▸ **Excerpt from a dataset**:
.....

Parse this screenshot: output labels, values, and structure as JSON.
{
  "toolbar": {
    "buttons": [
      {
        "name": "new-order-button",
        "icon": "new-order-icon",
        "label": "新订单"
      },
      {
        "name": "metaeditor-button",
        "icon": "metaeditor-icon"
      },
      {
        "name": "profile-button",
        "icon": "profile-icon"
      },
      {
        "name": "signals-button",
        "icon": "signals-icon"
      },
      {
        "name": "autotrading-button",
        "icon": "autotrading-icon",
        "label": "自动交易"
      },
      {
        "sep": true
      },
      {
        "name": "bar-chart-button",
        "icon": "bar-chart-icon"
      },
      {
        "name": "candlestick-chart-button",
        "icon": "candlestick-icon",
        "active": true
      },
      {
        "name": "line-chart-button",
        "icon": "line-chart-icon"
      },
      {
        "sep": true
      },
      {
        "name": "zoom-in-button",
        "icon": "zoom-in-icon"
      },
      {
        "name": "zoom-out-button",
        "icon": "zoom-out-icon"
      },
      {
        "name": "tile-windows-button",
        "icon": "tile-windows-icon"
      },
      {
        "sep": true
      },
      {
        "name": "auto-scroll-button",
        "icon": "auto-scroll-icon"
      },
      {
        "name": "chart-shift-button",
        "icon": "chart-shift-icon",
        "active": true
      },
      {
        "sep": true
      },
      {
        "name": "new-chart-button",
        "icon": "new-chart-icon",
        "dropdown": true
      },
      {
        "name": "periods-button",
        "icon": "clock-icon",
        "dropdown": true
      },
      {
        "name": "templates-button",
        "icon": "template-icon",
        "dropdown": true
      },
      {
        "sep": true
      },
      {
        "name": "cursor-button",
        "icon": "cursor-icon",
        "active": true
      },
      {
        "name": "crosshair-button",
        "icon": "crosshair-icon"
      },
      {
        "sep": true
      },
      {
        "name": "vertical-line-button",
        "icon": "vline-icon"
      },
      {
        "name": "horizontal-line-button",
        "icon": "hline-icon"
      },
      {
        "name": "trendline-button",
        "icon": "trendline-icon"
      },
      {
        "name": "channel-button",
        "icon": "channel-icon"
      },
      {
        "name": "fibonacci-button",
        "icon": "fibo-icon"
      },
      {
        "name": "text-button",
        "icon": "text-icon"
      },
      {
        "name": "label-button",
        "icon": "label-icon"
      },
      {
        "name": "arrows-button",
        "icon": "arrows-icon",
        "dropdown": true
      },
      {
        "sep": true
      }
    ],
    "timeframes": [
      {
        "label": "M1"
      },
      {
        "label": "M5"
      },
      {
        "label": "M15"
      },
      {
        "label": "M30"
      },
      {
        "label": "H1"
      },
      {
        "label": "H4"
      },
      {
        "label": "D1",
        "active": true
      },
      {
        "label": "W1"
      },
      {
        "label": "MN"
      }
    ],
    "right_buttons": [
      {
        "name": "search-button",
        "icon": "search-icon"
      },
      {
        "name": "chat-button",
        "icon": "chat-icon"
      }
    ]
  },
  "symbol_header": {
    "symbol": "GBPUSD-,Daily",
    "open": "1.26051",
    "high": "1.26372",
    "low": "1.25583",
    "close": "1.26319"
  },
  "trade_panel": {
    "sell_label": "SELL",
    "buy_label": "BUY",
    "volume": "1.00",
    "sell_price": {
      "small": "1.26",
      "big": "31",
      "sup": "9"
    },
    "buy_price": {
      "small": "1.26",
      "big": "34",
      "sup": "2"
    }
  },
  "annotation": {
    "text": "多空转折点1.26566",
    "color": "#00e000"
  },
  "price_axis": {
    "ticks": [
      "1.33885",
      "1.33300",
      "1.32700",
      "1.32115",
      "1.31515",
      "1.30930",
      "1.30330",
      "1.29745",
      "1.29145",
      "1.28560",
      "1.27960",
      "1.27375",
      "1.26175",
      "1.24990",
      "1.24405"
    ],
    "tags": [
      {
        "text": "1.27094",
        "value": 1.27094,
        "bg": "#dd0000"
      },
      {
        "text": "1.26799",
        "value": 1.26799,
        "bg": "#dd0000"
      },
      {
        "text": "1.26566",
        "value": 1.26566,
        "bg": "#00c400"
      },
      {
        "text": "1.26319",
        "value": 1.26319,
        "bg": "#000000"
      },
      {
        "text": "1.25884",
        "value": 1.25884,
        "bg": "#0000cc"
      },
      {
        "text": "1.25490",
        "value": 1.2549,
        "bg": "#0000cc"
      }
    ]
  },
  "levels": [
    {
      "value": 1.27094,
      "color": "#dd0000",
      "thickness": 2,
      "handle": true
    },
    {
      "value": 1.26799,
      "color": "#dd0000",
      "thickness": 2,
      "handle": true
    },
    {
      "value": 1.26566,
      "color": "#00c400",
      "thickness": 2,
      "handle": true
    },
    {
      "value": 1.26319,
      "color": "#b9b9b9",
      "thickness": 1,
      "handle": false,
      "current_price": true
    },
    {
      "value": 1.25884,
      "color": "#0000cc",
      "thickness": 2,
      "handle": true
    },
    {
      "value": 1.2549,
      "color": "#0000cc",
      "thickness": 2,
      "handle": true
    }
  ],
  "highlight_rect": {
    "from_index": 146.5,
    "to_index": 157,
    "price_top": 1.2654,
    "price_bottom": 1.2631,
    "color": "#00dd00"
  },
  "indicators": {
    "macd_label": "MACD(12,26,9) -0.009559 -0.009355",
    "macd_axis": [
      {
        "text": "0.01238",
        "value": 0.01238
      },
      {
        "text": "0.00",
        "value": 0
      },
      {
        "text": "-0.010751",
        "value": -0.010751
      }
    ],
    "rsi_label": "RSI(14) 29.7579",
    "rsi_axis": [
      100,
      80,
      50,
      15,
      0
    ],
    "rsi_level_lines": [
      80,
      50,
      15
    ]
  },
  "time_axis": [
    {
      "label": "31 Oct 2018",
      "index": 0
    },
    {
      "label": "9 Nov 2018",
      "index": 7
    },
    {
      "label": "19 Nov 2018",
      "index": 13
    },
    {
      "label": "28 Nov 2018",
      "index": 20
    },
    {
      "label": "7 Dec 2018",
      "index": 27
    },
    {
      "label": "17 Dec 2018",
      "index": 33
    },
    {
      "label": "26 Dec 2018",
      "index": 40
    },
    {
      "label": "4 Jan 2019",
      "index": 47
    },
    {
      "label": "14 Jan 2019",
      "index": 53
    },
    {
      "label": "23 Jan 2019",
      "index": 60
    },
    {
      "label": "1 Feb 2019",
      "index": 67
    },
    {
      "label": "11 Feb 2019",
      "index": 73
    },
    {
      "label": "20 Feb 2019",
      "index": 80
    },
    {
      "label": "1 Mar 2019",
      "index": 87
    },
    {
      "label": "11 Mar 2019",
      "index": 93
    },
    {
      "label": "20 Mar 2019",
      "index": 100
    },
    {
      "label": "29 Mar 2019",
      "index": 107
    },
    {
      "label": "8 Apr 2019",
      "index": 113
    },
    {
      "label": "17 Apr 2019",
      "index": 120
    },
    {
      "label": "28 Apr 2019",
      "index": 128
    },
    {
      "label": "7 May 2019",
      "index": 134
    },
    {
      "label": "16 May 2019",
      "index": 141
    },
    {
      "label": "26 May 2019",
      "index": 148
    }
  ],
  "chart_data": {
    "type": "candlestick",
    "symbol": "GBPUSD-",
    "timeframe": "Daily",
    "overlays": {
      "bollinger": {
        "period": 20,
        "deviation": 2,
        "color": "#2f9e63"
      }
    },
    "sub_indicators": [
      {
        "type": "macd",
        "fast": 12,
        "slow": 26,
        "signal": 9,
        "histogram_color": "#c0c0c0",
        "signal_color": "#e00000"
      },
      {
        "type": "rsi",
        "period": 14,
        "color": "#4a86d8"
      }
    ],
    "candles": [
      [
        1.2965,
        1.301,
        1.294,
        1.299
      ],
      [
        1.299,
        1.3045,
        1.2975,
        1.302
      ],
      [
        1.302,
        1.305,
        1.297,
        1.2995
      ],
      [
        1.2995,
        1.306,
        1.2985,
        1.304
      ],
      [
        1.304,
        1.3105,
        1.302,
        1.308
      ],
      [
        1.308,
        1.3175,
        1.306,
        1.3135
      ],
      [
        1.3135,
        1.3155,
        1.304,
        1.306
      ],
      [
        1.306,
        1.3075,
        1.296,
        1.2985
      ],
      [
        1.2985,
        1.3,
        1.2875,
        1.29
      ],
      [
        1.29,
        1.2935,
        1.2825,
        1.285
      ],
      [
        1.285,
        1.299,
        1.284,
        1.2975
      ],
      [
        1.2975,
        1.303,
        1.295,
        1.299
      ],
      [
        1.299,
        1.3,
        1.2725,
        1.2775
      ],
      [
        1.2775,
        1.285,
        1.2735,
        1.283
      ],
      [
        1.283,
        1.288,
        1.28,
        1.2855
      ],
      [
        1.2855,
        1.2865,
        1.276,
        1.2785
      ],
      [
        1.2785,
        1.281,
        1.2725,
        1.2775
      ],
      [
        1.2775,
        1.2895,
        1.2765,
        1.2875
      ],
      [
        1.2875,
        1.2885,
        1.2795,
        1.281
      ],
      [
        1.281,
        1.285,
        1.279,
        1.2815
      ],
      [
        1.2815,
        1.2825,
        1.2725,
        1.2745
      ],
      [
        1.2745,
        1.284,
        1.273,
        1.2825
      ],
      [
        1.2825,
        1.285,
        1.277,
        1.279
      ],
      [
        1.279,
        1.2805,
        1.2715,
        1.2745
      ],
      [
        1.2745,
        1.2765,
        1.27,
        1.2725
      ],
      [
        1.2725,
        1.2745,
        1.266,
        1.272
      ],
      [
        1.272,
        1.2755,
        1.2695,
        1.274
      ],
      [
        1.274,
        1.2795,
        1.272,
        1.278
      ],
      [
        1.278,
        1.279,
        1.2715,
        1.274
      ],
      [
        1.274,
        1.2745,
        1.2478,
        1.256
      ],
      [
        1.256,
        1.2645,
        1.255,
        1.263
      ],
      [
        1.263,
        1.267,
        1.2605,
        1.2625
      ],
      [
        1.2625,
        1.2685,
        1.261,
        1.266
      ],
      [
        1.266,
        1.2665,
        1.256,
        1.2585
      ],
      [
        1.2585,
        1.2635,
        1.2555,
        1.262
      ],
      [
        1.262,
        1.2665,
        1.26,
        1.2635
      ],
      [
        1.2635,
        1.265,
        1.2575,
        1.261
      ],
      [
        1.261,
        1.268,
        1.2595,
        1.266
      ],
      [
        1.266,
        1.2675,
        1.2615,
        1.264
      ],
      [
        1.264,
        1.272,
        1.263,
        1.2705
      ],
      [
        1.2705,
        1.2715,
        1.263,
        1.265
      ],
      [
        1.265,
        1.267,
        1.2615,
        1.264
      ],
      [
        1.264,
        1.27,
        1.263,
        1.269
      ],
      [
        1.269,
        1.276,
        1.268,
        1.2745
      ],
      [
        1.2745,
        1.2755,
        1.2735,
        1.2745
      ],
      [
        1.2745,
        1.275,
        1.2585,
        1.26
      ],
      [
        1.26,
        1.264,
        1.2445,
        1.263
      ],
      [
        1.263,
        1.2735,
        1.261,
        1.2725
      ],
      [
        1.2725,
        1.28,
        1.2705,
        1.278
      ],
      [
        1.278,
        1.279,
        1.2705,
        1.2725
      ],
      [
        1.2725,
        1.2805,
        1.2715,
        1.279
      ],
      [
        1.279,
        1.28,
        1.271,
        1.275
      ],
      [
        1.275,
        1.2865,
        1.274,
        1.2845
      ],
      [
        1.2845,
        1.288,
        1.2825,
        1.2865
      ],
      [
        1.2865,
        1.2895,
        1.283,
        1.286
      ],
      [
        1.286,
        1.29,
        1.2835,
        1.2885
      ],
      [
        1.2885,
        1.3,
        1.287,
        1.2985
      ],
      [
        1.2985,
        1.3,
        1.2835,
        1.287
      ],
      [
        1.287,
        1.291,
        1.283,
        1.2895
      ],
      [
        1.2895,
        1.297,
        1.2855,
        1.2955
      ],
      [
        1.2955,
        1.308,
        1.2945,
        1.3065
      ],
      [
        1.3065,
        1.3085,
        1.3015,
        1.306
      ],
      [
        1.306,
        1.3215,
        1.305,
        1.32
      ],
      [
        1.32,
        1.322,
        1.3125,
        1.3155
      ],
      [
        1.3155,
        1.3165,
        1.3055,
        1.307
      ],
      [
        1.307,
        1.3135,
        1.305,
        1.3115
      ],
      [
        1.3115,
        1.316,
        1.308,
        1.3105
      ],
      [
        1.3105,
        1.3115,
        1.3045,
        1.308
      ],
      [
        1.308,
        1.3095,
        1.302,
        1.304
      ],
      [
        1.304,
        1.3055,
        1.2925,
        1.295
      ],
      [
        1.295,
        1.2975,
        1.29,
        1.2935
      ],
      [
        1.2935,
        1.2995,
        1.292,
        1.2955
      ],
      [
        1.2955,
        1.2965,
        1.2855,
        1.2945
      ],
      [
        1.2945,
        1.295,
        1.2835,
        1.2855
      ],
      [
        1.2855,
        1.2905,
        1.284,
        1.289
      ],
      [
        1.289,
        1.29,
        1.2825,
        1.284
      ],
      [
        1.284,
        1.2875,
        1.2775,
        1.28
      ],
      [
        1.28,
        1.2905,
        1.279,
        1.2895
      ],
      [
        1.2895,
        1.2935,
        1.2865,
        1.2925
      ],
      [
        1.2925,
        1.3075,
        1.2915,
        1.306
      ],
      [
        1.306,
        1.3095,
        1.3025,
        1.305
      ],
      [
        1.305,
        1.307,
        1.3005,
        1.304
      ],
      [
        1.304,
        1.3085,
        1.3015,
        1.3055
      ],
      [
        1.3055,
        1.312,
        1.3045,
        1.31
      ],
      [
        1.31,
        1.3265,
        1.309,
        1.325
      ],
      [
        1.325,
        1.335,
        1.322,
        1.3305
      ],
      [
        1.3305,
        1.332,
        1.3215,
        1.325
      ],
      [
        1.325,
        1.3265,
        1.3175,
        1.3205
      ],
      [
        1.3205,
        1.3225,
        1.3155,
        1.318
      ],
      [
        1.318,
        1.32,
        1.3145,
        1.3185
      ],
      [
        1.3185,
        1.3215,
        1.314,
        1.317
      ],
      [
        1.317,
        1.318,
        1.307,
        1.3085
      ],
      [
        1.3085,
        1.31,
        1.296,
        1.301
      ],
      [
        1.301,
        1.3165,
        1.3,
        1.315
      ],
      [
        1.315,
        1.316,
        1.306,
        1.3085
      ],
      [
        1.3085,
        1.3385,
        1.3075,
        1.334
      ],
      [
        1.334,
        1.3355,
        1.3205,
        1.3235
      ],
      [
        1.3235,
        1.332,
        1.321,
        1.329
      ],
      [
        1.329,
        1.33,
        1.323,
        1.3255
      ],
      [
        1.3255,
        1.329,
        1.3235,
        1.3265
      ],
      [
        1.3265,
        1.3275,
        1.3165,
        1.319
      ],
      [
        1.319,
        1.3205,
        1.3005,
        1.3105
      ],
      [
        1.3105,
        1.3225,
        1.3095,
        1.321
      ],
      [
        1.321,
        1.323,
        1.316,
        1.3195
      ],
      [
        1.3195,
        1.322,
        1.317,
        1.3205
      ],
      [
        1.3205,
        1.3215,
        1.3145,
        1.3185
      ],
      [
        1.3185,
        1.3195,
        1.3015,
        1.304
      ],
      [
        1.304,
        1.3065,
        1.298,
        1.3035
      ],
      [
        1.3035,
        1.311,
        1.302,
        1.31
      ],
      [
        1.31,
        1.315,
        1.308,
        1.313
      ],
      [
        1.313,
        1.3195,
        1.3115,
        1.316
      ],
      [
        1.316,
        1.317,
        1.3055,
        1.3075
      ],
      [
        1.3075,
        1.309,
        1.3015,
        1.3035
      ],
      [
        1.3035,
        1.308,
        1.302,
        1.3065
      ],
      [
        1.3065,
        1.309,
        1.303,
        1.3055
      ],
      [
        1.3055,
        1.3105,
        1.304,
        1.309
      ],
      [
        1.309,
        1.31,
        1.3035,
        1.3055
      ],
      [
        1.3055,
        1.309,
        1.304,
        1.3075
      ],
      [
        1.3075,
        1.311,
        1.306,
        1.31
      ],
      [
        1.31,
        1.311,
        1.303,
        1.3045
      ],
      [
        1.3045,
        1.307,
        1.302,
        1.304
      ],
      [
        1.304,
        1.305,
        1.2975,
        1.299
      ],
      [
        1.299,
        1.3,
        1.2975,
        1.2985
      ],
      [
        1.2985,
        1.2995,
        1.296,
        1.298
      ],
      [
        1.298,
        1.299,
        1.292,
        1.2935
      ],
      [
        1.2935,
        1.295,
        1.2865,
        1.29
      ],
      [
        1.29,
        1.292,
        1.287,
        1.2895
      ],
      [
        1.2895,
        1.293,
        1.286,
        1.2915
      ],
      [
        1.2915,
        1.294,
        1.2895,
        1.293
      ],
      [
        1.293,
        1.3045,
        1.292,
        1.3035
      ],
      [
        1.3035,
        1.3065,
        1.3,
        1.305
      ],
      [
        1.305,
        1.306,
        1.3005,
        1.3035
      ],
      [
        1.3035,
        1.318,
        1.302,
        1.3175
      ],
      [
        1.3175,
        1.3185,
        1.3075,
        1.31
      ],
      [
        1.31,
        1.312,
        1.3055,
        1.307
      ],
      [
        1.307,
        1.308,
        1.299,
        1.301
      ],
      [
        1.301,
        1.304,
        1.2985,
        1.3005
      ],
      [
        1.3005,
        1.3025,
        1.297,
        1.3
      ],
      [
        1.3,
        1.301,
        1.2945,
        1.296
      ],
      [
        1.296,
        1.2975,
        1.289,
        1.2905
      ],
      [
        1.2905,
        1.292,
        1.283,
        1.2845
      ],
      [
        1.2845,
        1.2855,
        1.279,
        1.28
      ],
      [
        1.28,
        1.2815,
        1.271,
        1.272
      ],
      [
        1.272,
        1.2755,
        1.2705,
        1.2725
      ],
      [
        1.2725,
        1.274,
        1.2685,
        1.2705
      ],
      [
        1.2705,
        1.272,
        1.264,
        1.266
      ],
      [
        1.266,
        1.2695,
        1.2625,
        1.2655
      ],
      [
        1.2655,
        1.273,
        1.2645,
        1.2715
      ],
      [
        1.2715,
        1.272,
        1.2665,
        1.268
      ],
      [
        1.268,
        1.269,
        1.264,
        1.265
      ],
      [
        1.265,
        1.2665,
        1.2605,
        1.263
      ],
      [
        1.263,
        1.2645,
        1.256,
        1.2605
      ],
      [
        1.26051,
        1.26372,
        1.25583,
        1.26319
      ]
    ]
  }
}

.....

▸ **Problem description**: Review the preceding data and report every line that includes the string "autotrading".

▸ **Full answer**:
        "name": "autotrading-button",
        "icon": "autotrading-icon",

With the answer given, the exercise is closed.